[Stored data entries]
☆ ☆ ☆
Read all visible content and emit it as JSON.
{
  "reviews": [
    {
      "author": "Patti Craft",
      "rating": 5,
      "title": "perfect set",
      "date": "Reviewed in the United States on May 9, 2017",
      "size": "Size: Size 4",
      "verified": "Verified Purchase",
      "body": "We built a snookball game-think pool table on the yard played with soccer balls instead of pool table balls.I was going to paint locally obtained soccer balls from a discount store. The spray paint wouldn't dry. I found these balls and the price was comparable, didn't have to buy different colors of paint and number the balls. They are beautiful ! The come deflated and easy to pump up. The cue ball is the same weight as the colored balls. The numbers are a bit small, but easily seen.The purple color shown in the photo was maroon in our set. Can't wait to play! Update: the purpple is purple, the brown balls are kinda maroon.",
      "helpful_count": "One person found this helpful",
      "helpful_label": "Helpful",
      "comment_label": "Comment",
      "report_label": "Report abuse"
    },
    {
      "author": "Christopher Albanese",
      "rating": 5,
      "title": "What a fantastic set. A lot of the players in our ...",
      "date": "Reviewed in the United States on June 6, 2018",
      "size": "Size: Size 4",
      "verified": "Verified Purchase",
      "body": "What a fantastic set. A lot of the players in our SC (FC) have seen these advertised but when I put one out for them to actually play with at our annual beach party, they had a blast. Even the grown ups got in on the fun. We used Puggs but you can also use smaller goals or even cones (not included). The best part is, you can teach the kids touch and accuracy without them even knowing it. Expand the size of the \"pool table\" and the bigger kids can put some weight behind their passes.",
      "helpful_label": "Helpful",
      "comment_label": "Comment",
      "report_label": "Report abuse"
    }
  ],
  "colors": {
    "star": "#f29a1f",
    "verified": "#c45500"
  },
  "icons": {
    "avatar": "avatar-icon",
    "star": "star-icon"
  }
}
☆ ☆ ☆
→ Goal
Across the data above, how many lines include the word "United"? Give only the count.

→ Answer to this exercise
2